### Aim 1
Write out the rows that follow the Caspian Sea passage line for line, as they appear, but leave the pictures out.

### Quoted text
At stake is the massive Caspian Sea hydrocarbons resources prize that has been fought over since the dissolution of the USSR in 1991 resulted in three additional partners – Kazakhstan, Turkmenistan, and Azerbaijan - to the original partnership of Russia and Iran. Prior to the fracturing of the USSR into its constituent independent states, Iran and the USSR had struck the original agreement in 1921 to split all ‘fishing rights’ in the Caspian area 50-50. This was amended in 1924 to include ‘any and all resources recovered’, meaning in practical terms that all hydrocarbons resources would be shared equally between Russia and Iran. “Iran should have said back then that Russia should have shared its Caspian stake with the three former USSR states, but it [Iran] was content to wait for the official legal dispute to be settled,” underlined the Iran source.

### Aim 2
Translate this sentence from the Caspian Sea passage into French: "This was amended in 1924 to include ‘any and all resources recovered’, meaning in practical terms that all hydrocarbons resources would be shared equally between Russia and Iran."

### Given entries

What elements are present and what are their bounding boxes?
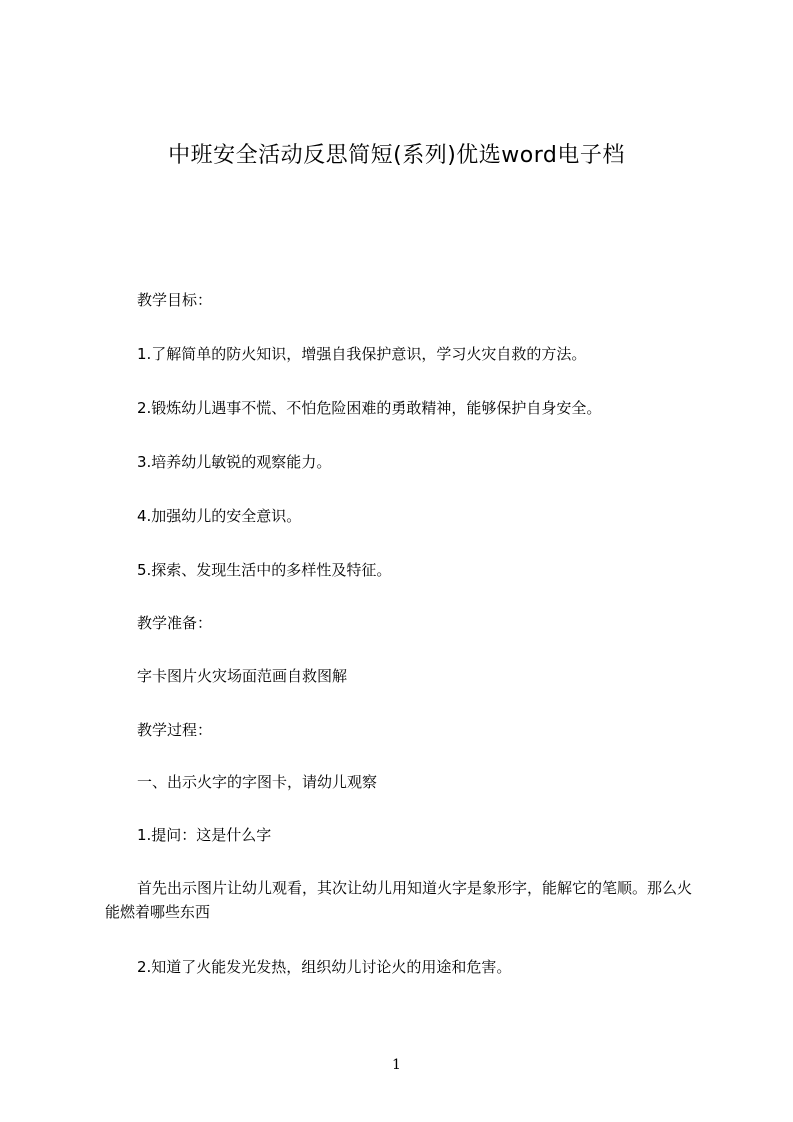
section-heading-process: 教学过程： — [137, 721, 213, 739]
process-step-1-heading: 一、出示火字的字图卡，请幼儿观察 — [137, 773, 378, 791]
objective-item-5: 5.探索、发现生活中的多样性及特征。 — [137, 561, 392, 579]
section-heading-objectives: 教学目标： — [137, 291, 213, 309]
objective-item-4: 4.加强幼儿的安全意识。 — [137, 507, 302, 525]
objective-item-1: 1.了解简单的防火知识，增强自我保护意识，学习火灾自救的方法。 — [137, 345, 587, 363]
document-title: 中班安全活动反思简短(系列)优选word电子档 — [168, 143, 625, 168]
objective-item-3: 3.培养幼儿敏锐的观察能力。 — [137, 453, 332, 471]
preparation-materials: 字卡图片火灾场面范画自救图解 — [137, 667, 348, 685]
process-description: 首先出示图片让幼儿观看，其次让幼儿用知道火字是象形字，能解它的笔顺。那么火能燃着哪些东西 — [105, 879, 693, 921]
process-question-2: 2.知道了火能发光发热，组织幼儿讨论火的用途和危害。 — [137, 958, 512, 976]
objective-item-2: 2.锻炼幼儿遇事不慌、不怕危险困难的勇敢精神，能够保护自身安全。 — [137, 399, 602, 417]
section-heading-preparation: 教学准备： — [137, 614, 213, 632]
process-question-1: 1.提问：这是什么字 — [137, 826, 272, 844]
page-number: 1 — [392, 1057, 401, 1073]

### Right answer 1
What elements are present and what are their bounding boxes?
section-heading-process: 教学过程： — [137, 721, 213, 739]
process-step-1-heading: 一、出示火字的字图卡，请幼儿观察 — [137, 773, 378, 791]
objective-item-5: 5.探索、发现生活中的多样性及特征。 — [137, 561, 392, 579]
section-heading-objectives: 教学目标： — [137, 291, 213, 309]
objective-item-4: 4.加强幼儿的安全意识。 — [137, 507, 302, 525]
objective-item-1: 1.了解简单的防火知识，增强自我保护意识，学习火灾自救的方法。 — [137, 345, 587, 363]
document-title: 中班安全活动反思简短(系列)优选word电子档 — [168, 143, 625, 168]
objective-item-3: 3.培养幼儿敏锐的观察能力。 — [137, 453, 332, 471]
preparation-materials: 字卡图片火灾场面范画自救图解 — [137, 667, 348, 685]
process-description: 首先出示图片让幼儿观看，其次让幼儿用知道火字是象形字，能解它的笔顺。那么火能燃着哪些东西 — [105, 879, 693, 921]
process-question-2: 2.知道了火能发光发热，组织幼儿讨论火的用途和危害。 — [137, 958, 512, 976]
objective-item-2: 2.锻炼幼儿遇事不慌、不怕危险困难的勇敢精神，能够保护自身安全。 — [137, 399, 602, 417]
section-heading-preparation: 教学准备： — [137, 614, 213, 632]
process-question-1: 1.提问：这是什么字 — [137, 826, 272, 844]
page-number: 1 — [392, 1057, 401, 1073]

### Right answer 2
Cet accord fut modifié en 1924 afin d'inclure « toutes les ressources récupérées, quelles qu'elles soient », ce qui signifiait en pratique que toutes les ressources en hydrocarbures seraient partagées à parts égales entre la Russie et l'Iran.